Dataset start

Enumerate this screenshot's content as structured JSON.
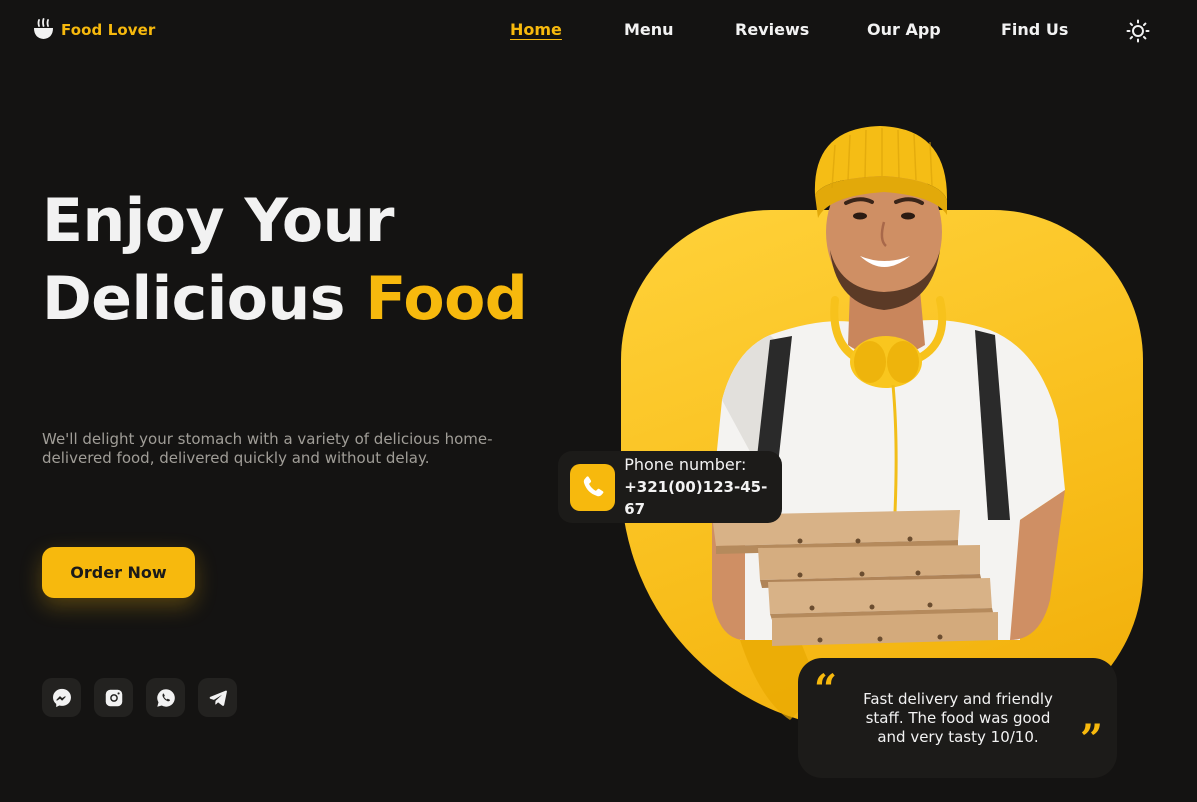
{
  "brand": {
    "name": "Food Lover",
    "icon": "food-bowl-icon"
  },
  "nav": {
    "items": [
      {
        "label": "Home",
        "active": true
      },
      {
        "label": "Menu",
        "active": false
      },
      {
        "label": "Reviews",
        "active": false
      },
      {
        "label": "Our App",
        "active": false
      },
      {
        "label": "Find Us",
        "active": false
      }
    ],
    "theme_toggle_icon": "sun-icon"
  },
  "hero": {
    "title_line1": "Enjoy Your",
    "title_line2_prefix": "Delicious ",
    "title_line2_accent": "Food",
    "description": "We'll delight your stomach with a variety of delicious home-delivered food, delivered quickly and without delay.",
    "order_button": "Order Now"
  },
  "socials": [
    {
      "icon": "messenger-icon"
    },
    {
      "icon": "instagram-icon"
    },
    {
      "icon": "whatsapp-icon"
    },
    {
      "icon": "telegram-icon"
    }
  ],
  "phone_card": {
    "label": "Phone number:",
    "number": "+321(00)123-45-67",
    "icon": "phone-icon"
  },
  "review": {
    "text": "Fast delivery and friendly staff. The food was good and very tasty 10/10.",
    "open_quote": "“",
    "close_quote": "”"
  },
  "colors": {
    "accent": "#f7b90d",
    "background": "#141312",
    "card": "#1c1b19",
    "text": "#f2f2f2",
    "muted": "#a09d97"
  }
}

Dataset end

:: Exercise brief ::
Find the lines holding "number" and list every one.

:: Expected answer ::
    "label": "Phone number:",
    "number": "+321(00)123-45-67",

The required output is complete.